→ WHAT THE TASK REQUIRES
Filter the listing and keep only the lines with the word "wird".

→ LISTING
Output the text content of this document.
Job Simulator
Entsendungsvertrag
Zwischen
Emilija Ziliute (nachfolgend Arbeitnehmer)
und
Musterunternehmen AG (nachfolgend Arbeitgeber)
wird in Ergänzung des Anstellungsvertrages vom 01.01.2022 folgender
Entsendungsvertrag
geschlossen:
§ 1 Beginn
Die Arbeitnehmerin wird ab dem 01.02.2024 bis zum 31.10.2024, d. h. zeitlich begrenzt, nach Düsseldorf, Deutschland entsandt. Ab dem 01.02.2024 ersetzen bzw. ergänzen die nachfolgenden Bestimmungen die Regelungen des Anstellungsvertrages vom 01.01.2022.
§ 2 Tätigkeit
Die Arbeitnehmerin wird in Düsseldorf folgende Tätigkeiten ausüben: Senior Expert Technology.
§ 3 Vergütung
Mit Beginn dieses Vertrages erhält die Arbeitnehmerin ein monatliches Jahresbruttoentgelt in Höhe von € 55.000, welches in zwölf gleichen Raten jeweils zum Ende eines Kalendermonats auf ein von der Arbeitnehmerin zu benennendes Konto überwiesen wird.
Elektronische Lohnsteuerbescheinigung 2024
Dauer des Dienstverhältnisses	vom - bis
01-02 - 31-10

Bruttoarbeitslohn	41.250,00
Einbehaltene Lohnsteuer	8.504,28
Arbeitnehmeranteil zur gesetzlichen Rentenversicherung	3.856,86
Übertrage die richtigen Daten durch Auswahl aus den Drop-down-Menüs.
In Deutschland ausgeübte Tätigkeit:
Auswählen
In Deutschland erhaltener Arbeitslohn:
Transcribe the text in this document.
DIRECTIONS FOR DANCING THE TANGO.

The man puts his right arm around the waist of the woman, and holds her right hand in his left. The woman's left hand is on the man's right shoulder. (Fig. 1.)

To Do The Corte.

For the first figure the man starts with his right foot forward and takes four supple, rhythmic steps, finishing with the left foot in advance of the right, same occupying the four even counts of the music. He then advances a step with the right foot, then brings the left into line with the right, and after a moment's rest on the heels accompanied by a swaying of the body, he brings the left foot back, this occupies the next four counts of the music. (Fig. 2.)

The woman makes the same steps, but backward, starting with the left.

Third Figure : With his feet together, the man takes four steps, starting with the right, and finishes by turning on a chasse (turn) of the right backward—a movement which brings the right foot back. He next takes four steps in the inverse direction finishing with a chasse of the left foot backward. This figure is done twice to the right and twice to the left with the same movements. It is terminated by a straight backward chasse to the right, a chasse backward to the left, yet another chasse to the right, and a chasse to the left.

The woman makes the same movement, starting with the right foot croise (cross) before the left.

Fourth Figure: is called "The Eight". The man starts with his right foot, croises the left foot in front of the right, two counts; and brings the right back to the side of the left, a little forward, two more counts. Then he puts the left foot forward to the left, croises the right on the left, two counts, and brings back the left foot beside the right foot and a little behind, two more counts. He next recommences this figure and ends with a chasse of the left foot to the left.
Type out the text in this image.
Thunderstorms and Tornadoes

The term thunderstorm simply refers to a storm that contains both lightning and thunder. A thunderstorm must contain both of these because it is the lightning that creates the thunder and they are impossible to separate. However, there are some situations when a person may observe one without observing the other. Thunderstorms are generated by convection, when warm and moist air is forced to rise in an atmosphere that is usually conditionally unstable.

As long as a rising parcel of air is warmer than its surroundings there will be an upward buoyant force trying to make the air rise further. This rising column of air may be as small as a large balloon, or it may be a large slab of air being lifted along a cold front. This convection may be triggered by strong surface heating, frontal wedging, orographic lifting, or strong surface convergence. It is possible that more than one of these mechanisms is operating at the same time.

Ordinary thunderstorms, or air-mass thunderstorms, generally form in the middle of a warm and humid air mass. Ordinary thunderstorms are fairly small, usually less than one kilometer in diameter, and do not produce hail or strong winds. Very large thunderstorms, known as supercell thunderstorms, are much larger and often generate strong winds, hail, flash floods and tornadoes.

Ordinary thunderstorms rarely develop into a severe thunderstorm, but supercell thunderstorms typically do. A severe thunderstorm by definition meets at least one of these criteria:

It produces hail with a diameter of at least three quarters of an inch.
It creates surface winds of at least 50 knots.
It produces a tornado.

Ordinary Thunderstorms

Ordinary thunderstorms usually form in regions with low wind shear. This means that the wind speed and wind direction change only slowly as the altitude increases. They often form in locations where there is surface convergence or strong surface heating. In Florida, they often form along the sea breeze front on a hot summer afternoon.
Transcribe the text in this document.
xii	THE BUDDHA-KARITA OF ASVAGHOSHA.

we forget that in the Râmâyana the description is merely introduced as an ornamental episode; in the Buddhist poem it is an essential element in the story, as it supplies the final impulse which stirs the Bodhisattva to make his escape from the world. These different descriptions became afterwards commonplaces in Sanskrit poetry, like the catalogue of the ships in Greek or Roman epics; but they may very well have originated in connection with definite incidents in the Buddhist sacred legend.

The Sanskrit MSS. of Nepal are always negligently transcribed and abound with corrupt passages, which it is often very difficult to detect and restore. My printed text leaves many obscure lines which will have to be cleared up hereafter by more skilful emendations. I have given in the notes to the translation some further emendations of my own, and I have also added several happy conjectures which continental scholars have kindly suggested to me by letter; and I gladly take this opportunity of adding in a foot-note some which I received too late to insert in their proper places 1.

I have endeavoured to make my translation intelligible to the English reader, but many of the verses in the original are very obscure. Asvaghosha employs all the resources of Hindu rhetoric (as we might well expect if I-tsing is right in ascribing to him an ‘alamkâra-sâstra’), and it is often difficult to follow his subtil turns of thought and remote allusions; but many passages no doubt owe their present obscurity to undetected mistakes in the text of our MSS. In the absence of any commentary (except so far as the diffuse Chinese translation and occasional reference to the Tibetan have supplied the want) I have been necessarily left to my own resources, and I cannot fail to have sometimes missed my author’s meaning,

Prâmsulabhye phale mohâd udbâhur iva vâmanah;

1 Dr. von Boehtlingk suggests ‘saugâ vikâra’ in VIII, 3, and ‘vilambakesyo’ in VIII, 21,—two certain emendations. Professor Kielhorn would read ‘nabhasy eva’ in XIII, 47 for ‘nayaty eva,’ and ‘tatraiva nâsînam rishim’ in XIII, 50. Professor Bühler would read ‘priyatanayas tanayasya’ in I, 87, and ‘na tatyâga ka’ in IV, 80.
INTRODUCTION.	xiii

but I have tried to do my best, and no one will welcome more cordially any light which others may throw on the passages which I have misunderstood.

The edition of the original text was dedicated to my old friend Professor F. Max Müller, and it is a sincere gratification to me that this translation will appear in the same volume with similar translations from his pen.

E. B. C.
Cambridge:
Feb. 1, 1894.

→ FINISHED ANSWER
wird in Ergänzung des Anstellungsvertrages vom 01.01.2022 folgender
Die Arbeitnehmerin wird ab dem 01.02.2024 bis zum 31.10.2024, d. h. zeitlich begrenzt, nach Düsseldorf, Deutschland entsandt. Ab dem 01.02.2024 ersetzen bzw. ergänzen die nachfolgenden Bestimmungen die Regelungen des Anstellungsvertrages vom 01.01.2022.
Die Arbeitnehmerin wird in Düsseldorf folgende Tätigkeiten ausüben: Senior Expert Technology.
Mit Beginn dieses Vertrages erhält die Arbeitnehmerin ein monatliches Jahresbruttoentgelt in Höhe von € 55.000, welches in zwölf gleichen Raten jeweils zum Ende eines Kalendermonats auf ein von der Arbeitnehmerin zu benennendes Konto überwiesen wird.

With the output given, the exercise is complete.